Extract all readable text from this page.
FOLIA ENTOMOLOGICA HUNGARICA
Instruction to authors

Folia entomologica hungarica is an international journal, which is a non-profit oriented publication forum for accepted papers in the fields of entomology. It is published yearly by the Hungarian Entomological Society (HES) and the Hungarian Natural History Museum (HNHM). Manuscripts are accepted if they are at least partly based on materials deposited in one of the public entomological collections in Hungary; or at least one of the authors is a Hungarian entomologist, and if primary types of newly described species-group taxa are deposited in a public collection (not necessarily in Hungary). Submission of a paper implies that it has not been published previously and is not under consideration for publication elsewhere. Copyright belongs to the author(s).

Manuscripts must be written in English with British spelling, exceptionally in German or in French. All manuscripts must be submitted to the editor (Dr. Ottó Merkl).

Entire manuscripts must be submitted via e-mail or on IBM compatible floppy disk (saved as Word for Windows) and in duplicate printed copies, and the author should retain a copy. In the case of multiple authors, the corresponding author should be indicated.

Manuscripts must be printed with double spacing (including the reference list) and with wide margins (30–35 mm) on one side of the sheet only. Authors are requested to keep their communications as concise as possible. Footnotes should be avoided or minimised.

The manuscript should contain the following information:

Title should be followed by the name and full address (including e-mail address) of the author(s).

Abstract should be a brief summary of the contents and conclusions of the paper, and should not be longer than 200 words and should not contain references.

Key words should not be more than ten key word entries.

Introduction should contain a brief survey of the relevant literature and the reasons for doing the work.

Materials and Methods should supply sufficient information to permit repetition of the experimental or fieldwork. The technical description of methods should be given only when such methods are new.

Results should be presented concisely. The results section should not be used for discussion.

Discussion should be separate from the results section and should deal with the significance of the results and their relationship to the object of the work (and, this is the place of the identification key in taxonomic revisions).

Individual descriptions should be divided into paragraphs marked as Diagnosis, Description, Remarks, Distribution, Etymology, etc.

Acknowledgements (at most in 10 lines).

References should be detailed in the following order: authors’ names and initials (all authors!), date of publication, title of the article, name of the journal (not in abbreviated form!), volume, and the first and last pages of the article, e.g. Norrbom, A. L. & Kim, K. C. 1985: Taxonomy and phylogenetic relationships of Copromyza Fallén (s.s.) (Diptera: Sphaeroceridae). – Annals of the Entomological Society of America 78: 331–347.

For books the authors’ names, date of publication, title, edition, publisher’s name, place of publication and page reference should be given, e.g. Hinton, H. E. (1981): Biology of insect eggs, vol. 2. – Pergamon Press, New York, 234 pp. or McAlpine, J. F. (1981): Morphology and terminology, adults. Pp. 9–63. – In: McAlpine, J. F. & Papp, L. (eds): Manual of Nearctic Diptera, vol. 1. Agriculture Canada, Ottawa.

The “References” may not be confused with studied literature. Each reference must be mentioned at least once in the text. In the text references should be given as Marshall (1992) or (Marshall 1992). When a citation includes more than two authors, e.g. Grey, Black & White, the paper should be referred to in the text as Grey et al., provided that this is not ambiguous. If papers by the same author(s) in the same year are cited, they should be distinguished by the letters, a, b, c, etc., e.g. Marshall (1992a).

:: Stated task ::
Every entry should be printed again exactly as it stands.

:: Exercise output ::
Extract all readable text from this page.
FOLIA ENTOMOLOGICA HUNGARICA
Instruction to authors

Folia entomologica hungarica is an international journal, which is a non-profit oriented publication forum for accepted papers in the fields of entomology. It is published yearly by the Hungarian Entomological Society (HES) and the Hungarian Natural History Museum (HNHM). Manuscripts are accepted if they are at least partly based on materials deposited in one of the public entomological collections in Hungary; or at least one of the authors is a Hungarian entomologist, and if primary types of newly described species-group taxa are deposited in a public collection (not necessarily in Hungary). Submission of a paper implies that it has not been published previously and is not under consideration for publication elsewhere. Copyright belongs to the author(s).

Manuscripts must be written in English with British spelling, exceptionally in German or in French. All manuscripts must be submitted to the editor (Dr. Ottó Merkl).

Entire manuscripts must be submitted via e-mail or on IBM compatible floppy disk (saved as Word for Windows) and in duplicate printed copies, and the author should retain a copy. In the case of multiple authors, the corresponding author should be indicated.

Manuscripts must be printed with double spacing (including the reference list) and with wide margins (30–35 mm) on one side of the sheet only. Authors are requested to keep their communications as concise as possible. Footnotes should be avoided or minimised.

The manuscript should contain the following information:

Title should be followed by the name and full address (including e-mail address) of the author(s).

Abstract should be a brief summary of the contents and conclusions of the paper, and should not be longer than 200 words and should not contain references.

Key words should not be more than ten key word entries.

Introduction should contain a brief survey of the relevant literature and the reasons for doing the work.

Materials and Methods should supply sufficient information to permit repetition of the experimental or fieldwork. The technical description of methods should be given only when such methods are new.

Results should be presented concisely. The results section should not be used for discussion.

Discussion should be separate from the results section and should deal with the significance of the results and their relationship to the object of the work (and, this is the place of the identification key in taxonomic revisions).

Individual descriptions should be divided into paragraphs marked as Diagnosis, Description, Remarks, Distribution, Etymology, etc.

Acknowledgements (at most in 10 lines).

References should be detailed in the following order: authors’ names and initials (all authors!), date of publication, title of the article, name of the journal (not in abbreviated form!), volume, and the first and last pages of the article, e.g. Norrbom, A. L. & Kim, K. C. 1985: Taxonomy and phylogenetic relationships of Copromyza Fallén (s.s.) (Diptera: Sphaeroceridae). – Annals of the Entomological Society of America 78: 331–347.

For books the authors’ names, date of publication, title, edition, publisher’s name, place of publication and page reference should be given, e.g. Hinton, H. E. (1981): Biology of insect eggs, vol. 2. – Pergamon Press, New York, 234 pp. or McAlpine, J. F. (1981): Morphology and terminology, adults. Pp. 9–63. – In: McAlpine, J. F. & Papp, L. (eds): Manual of Nearctic Diptera, vol. 1. Agriculture Canada, Ottawa.

The “References” may not be confused with studied literature. Each reference must be mentioned at least once in the text. In the text references should be given as Marshall (1992) or (Marshall 1992). When a citation includes more than two authors, e.g. Grey, Black & White, the paper should be referred to in the text as Grey et al., provided that this is not ambiguous. If papers by the same author(s) in the same year are cited, they should be distinguished by the letters, a, b, c, etc., e.g. Marshall (1992a).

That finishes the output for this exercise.